[Stored data]
—————

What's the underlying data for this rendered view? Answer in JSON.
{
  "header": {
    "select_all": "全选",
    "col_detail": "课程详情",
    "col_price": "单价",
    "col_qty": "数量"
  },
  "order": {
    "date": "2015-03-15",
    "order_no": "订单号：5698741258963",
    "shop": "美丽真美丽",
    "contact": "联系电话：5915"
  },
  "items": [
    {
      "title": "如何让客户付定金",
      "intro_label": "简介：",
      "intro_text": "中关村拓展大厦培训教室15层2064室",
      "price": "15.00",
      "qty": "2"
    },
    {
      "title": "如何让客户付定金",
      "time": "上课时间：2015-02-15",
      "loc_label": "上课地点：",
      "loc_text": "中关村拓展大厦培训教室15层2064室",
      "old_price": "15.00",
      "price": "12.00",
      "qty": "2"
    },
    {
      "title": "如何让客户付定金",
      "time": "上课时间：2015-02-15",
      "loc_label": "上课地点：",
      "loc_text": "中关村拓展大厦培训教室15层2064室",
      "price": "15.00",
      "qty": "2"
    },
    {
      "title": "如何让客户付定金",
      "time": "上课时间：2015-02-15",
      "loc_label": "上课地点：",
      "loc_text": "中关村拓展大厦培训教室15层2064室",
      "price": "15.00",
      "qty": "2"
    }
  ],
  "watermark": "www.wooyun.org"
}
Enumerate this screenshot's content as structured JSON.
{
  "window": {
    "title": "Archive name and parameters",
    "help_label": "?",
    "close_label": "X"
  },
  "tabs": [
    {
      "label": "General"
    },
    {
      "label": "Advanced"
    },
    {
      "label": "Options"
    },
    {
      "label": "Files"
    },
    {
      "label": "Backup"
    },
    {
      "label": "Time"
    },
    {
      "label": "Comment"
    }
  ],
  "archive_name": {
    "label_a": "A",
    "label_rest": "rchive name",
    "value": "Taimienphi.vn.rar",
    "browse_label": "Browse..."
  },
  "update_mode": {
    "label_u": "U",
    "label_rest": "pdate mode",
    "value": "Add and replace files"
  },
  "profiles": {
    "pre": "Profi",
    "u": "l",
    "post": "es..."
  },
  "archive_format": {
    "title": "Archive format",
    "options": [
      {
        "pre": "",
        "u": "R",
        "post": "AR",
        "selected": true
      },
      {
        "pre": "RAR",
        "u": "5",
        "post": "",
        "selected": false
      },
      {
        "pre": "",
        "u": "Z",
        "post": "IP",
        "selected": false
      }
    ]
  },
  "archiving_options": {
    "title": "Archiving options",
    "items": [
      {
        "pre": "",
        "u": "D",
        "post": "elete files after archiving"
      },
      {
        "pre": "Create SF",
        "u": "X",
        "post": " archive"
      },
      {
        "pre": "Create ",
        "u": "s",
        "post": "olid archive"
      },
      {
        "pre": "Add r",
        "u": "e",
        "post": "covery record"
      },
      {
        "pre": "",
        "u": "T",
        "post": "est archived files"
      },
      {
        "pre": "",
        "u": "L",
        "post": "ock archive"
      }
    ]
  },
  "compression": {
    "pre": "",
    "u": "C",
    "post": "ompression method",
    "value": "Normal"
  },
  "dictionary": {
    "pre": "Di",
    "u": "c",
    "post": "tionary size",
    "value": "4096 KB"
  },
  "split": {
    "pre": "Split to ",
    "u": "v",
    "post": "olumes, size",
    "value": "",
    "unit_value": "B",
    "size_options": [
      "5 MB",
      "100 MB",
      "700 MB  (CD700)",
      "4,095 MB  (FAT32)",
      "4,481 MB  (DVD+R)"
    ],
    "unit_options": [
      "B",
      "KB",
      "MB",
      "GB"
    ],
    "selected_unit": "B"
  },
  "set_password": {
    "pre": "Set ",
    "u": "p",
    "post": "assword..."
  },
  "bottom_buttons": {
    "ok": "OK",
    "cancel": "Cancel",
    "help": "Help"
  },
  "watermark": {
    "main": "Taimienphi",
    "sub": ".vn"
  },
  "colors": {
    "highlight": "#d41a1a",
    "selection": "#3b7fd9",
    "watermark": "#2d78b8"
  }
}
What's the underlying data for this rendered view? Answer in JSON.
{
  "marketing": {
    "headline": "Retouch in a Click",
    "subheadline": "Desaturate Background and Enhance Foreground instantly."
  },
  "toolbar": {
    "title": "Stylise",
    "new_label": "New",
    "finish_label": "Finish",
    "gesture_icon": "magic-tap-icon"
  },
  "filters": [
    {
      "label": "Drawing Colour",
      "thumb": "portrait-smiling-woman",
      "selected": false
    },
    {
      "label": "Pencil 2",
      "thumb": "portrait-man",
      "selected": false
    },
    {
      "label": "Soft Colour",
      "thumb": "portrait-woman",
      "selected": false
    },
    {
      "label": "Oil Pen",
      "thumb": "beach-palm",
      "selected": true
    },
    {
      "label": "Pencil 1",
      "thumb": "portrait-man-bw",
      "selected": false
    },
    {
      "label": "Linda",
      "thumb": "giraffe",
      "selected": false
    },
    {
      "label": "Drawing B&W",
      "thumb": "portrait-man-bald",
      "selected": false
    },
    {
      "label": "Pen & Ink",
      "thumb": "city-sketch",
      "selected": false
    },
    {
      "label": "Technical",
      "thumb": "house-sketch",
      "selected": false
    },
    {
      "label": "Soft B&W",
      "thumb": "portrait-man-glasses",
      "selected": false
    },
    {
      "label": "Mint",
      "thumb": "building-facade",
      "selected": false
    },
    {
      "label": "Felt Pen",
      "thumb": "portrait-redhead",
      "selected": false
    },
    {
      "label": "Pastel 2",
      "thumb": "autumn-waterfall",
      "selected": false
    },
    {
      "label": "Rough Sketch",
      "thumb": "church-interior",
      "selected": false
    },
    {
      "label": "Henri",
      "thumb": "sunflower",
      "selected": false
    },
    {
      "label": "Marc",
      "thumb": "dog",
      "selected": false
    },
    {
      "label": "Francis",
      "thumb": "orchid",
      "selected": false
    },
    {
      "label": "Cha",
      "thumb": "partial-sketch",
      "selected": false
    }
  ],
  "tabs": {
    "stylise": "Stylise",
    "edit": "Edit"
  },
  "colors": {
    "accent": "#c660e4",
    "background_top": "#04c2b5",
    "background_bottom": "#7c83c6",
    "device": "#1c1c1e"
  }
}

—————

[GIVEN PROBLEM] Reproduce the material above without altering a single character.

[EXERCISE SOLUTION]
What's the underlying data for this rendered view? Answer in JSON.
{
  "header": {
    "select_all": "全选",
    "col_detail": "课程详情",
    "col_price": "单价",
    "col_qty": "数量"
  },
  "order": {
    "date": "2015-03-15",
    "order_no": "订单号：5698741258963",
    "shop": "美丽真美丽",
    "contact": "联系电话：5915"
  },
  "items": [
    {
      "title": "如何让客户付定金",
      "intro_label": "简介：",
      "intro_text": "中关村拓展大厦培训教室15层2064室",
      "price": "15.00",
      "qty": "2"
    },
    {
      "title": "如何让客户付定金",
      "time": "上课时间：2015-02-15",
      "loc_label": "上课地点：",
      "loc_text": "中关村拓展大厦培训教室15层2064室",
      "old_price": "15.00",
      "price": "12.00",
      "qty": "2"
    },
    {
      "title": "如何让客户付定金",
      "time": "上课时间：2015-02-15",
      "loc_label": "上课地点：",
      "loc_text": "中关村拓展大厦培训教室15层2064室",
      "price": "15.00",
      "qty": "2"
    },
    {
      "title": "如何让客户付定金",
      "time": "上课时间：2015-02-15",
      "loc_label": "上课地点：",
      "loc_text": "中关村拓展大厦培训教室15层2064室",
      "price": "15.00",
      "qty": "2"
    }
  ],
  "watermark": "www.wooyun.org"
}
Enumerate this screenshot's content as structured JSON.
{
  "window": {
    "title": "Archive name and parameters",
    "help_label": "?",
    "close_label": "X"
  },
  "tabs": [
    {
      "label": "General"
    },
    {
      "label": "Advanced"
    },
    {
      "label": "Options"
    },
    {
      "label": "Files"
    },
    {
      "label": "Backup"
    },
    {
      "label": "Time"
    },
    {
      "label": "Comment"
    }
  ],
  "archive_name": {
    "label_a": "A",
    "label_rest": "rchive name",
    "value": "Taimienphi.vn.rar",
    "browse_label": "Browse..."
  },
  "update_mode": {
    "label_u": "U",
    "label_rest": "pdate mode",
    "value": "Add and replace files"
  },
  "profiles": {
    "pre": "Profi",
    "u": "l",
    "post": "es..."
  },
  "archive_format": {
    "title": "Archive format",
    "options": [
      {
        "pre": "",
        "u": "R",
        "post": "AR",
        "selected": true
      },
      {
        "pre": "RAR",
        "u": "5",
        "post": "",
        "selected": false
      },
      {
        "pre": "",
        "u": "Z",
        "post": "IP",
        "selected": false
      }
    ]
  },
  "archiving_options": {
    "title": "Archiving options",
    "items": [
      {
        "pre": "",
        "u": "D",
        "post": "elete files after archiving"
      },
      {
        "pre": "Create SF",
        "u": "X",
        "post": " archive"
      },
      {
        "pre": "Create ",
        "u": "s",
        "post": "olid archive"
      },
      {
        "pre": "Add r",
        "u": "e",
        "post": "covery record"
      },
      {
        "pre": "",
        "u": "T",
        "post": "est archived files"
      },
      {
        "pre": "",
        "u": "L",
        "post": "ock archive"
      }
    ]
  },
  "compression": {
    "pre": "",
    "u": "C",
    "post": "ompression method",
    "value": "Normal"
  },
  "dictionary": {
    "pre": "Di",
    "u": "c",
    "post": "tionary size",
    "value": "4096 KB"
  },
  "split": {
    "pre": "Split to ",
    "u": "v",
    "post": "olumes, size",
    "value": "",
    "unit_value": "B",
    "size_options": [
      "5 MB",
      "100 MB",
      "700 MB  (CD700)",
      "4,095 MB  (FAT32)",
      "4,481 MB  (DVD+R)"
    ],
    "unit_options": [
      "B",
      "KB",
      "MB",
      "GB"
    ],
    "selected_unit": "B"
  },
  "set_password": {
    "pre": "Set ",
    "u": "p",
    "post": "assword..."
  },
  "bottom_buttons": {
    "ok": "OK",
    "cancel": "Cancel",
    "help": "Help"
  },
  "watermark": {
    "main": "Taimienphi",
    "sub": ".vn"
  },
  "colors": {
    "highlight": "#d41a1a",
    "selection": "#3b7fd9",
    "watermark": "#2d78b8"
  }
}
What's the underlying data for this rendered view? Answer in JSON.
{
  "marketing": {
    "headline": "Retouch in a Click",
    "subheadline": "Desaturate Background and Enhance Foreground instantly."
  },
  "toolbar": {
    "title": "Stylise",
    "new_label": "New",
    "finish_label": "Finish",
    "gesture_icon": "magic-tap-icon"
  },
  "filters": [
    {
      "label": "Drawing Colour",
      "thumb": "portrait-smiling-woman",
      "selected": false
    },
    {
      "label": "Pencil 2",
      "thumb": "portrait-man",
      "selected": false
    },
    {
      "label": "Soft Colour",
      "thumb": "portrait-woman",
      "selected": false
    },
    {
      "label": "Oil Pen",
      "thumb": "beach-palm",
      "selected": true
    },
    {
      "label": "Pencil 1",
      "thumb": "portrait-man-bw",
      "selected": false
    },
    {
      "label": "Linda",
      "thumb": "giraffe",
      "selected": false
    },
    {
      "label": "Drawing B&W",
      "thumb": "portrait-man-bald",
      "selected": false
    },
    {
      "label": "Pen & Ink",
      "thumb": "city-sketch",
      "selected": false
    },
    {
      "label": "Technical",
      "thumb": "house-sketch",
      "selected": false
    },
    {
      "label": "Soft B&W",
      "thumb": "portrait-man-glasses",
      "selected": false
    },
    {
      "label": "Mint",
      "thumb": "building-facade",
      "selected": false
    },
    {
      "label": "Felt Pen",
      "thumb": "portrait-redhead",
      "selected": false
    },
    {
      "label": "Pastel 2",
      "thumb": "autumn-waterfall",
      "selected": false
    },
    {
      "label": "Rough Sketch",
      "thumb": "church-interior",
      "selected": false
    },
    {
      "label": "Henri",
      "thumb": "sunflower",
      "selected": false
    },
    {
      "label": "Marc",
      "thumb": "dog",
      "selected": false
    },
    {
      "label": "Francis",
      "thumb": "orchid",
      "selected": false
    },
    {
      "label": "Cha",
      "thumb": "partial-sketch",
      "selected": false
    }
  ],
  "tabs": {
    "stylise": "Stylise",
    "edit": "Edit"
  },
  "colors": {
    "accent": "#c660e4",
    "background_top": "#04c2b5",
    "background_bottom": "#7c83c6",
    "device": "#1c1c1e"
  }
}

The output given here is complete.